### EXERCISE MATERIAL
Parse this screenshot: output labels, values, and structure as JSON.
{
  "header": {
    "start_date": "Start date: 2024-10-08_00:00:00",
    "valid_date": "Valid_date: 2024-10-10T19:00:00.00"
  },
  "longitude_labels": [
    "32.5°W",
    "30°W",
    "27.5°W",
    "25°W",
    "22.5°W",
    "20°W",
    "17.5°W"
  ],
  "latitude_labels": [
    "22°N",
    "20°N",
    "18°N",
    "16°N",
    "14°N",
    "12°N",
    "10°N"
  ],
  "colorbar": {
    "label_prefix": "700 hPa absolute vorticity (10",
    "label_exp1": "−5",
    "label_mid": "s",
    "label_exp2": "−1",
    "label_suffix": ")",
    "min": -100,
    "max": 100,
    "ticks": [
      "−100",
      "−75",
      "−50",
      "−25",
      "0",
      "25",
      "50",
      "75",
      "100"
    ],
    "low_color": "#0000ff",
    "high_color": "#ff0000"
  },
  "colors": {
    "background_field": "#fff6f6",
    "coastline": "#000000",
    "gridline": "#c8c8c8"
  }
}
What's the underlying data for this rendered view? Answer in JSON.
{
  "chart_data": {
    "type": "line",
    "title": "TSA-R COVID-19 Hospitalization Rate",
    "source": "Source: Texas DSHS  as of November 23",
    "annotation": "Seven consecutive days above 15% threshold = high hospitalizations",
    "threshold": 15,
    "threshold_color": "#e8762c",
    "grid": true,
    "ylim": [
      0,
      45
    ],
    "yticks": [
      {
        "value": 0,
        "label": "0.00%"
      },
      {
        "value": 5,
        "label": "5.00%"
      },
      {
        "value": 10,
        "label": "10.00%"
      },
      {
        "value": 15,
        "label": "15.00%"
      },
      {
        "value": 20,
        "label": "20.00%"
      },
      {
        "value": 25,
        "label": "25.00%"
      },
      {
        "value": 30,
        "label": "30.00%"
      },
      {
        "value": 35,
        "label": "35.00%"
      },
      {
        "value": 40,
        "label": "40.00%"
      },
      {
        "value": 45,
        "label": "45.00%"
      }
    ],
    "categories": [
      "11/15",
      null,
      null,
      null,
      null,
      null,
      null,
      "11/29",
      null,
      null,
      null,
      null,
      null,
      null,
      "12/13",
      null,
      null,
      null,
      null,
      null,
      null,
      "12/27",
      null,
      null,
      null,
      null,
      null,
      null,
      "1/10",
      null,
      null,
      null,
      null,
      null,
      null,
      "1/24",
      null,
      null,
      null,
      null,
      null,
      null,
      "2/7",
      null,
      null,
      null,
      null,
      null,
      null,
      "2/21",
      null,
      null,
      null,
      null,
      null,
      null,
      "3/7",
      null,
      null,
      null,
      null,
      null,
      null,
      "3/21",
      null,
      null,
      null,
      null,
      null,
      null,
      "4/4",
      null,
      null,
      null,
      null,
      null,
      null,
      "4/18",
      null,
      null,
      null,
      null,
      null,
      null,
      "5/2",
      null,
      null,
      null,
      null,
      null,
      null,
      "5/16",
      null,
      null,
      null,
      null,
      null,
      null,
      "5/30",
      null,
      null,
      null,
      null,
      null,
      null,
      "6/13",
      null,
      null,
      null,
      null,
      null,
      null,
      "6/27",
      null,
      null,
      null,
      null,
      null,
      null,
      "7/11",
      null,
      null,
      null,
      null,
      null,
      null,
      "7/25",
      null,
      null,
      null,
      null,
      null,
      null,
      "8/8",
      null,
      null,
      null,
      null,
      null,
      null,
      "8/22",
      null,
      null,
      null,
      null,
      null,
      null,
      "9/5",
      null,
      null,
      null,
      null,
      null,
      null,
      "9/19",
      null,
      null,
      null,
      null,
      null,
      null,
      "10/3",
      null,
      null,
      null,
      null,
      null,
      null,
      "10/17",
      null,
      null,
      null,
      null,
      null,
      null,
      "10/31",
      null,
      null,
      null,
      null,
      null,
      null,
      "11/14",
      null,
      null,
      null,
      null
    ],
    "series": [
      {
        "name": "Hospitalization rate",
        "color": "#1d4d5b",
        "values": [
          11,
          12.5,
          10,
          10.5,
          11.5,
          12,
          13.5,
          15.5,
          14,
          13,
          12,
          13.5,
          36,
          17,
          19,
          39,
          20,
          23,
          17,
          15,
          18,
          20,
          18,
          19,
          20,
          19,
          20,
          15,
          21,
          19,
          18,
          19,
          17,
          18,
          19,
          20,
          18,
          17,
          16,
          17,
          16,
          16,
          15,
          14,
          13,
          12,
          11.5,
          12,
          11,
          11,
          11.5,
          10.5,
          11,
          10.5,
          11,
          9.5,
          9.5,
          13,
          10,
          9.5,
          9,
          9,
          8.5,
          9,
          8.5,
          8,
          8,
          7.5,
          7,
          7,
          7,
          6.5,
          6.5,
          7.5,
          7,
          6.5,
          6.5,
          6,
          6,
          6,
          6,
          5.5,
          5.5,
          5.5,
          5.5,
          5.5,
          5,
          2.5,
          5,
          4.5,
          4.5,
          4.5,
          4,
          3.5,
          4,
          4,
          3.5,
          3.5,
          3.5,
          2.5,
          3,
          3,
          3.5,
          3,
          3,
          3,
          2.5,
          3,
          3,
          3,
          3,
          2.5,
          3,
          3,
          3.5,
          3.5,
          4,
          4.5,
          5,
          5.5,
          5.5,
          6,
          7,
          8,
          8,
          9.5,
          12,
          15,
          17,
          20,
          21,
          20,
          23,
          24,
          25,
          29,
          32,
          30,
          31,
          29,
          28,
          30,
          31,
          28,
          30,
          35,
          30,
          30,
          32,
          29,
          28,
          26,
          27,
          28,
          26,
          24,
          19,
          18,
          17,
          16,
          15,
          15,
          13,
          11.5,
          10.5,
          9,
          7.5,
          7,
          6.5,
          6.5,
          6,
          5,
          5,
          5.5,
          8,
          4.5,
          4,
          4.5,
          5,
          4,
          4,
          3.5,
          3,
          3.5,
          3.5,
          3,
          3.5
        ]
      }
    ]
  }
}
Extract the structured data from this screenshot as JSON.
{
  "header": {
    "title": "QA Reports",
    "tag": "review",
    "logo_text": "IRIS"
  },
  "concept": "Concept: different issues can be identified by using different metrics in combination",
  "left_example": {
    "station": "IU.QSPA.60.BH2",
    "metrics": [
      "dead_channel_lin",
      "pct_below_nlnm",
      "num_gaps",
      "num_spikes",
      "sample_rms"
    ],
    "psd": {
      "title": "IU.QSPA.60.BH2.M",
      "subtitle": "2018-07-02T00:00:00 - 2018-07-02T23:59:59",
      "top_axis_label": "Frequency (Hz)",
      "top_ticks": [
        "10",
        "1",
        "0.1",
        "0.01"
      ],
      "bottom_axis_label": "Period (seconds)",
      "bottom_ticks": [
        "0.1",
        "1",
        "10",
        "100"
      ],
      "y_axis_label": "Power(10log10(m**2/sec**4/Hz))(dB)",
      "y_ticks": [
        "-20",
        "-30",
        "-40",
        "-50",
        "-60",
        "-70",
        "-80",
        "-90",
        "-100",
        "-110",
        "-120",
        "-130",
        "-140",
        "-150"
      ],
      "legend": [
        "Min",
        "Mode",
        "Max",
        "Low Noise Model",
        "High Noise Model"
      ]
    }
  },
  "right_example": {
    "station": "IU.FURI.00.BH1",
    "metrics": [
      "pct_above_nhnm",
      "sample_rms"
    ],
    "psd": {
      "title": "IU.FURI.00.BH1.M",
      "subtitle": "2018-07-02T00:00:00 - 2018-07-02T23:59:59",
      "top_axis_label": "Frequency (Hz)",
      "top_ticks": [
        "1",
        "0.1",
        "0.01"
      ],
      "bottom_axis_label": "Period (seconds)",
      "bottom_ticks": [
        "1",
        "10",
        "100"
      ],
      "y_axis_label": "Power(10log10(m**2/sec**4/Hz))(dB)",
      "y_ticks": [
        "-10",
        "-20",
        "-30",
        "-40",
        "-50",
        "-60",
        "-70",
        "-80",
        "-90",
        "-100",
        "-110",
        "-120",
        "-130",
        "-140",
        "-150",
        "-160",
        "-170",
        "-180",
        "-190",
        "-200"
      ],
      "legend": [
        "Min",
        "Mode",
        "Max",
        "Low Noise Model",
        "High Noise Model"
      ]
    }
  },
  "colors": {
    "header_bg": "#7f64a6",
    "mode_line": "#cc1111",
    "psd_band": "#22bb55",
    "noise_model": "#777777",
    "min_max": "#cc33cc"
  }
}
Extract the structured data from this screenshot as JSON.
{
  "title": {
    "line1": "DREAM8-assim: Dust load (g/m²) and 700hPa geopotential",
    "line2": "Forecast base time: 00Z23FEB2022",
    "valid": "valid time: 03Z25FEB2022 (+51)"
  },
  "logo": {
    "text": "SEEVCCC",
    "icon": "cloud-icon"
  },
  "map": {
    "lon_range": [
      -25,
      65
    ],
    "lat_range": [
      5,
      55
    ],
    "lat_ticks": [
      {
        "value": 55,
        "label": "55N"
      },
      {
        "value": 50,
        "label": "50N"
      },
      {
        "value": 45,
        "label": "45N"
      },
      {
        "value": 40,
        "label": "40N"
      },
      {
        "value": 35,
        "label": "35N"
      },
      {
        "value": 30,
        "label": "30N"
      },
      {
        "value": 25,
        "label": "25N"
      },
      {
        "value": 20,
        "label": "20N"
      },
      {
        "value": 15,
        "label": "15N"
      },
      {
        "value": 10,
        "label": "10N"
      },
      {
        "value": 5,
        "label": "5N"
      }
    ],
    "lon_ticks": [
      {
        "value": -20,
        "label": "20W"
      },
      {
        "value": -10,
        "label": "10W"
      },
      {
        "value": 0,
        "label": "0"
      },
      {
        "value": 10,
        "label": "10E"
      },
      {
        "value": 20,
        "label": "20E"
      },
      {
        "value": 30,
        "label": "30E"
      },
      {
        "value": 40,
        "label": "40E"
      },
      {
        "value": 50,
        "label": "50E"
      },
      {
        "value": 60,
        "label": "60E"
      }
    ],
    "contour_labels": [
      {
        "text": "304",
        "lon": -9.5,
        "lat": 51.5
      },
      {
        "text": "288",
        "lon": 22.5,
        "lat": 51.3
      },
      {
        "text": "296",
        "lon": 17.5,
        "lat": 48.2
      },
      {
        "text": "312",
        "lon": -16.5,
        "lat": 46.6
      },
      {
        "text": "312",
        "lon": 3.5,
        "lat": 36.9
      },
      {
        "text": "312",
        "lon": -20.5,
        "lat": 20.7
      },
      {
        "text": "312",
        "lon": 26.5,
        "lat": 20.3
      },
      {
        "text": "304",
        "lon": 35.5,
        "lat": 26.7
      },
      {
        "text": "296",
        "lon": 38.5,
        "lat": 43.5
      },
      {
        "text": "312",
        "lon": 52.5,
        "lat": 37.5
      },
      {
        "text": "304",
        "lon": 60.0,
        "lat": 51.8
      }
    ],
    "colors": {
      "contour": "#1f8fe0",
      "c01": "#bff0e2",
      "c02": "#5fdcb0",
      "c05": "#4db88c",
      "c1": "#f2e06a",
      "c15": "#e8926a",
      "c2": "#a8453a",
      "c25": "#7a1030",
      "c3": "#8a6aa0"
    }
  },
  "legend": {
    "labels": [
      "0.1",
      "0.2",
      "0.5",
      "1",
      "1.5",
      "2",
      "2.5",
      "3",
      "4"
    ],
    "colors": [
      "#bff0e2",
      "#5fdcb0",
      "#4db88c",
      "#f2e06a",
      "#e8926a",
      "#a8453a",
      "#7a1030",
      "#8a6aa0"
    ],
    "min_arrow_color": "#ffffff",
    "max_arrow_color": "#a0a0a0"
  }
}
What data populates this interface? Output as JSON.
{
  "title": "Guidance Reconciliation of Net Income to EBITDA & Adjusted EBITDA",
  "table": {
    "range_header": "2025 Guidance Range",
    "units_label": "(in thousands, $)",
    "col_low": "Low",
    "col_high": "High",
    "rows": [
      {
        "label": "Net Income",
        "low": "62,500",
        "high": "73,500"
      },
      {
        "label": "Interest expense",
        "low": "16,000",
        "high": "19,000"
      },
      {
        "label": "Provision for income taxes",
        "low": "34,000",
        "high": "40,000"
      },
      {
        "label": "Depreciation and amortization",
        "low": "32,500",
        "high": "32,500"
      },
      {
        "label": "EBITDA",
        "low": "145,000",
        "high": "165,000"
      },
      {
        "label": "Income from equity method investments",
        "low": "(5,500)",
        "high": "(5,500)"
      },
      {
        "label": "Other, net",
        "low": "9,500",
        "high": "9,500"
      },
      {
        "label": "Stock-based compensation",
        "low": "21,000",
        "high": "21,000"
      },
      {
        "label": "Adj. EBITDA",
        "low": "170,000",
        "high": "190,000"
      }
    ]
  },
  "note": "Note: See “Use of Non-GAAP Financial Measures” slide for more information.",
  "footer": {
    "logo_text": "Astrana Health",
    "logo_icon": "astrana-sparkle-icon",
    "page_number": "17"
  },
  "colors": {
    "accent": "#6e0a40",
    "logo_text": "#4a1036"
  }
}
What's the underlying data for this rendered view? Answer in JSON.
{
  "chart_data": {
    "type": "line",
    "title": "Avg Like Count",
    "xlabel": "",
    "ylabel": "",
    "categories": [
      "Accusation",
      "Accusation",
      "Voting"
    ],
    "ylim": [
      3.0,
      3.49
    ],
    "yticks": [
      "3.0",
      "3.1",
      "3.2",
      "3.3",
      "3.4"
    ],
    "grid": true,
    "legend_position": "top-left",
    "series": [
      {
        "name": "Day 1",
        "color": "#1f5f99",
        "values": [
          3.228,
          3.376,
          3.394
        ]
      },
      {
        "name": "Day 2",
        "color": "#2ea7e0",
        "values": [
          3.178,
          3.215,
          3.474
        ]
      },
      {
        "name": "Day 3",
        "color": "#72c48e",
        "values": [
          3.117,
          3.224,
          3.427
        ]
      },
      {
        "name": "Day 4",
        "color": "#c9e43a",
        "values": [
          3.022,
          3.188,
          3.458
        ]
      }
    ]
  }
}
######
▸ TASK PROMPT
Copy out the lines in which the string "name" appears.

▸ THE RESPONSE
        "name": "Hospitalization rate",
        "name": "Day 1",
        "name": "Day 2",
        "name": "Day 3",
        "name": "Day 4",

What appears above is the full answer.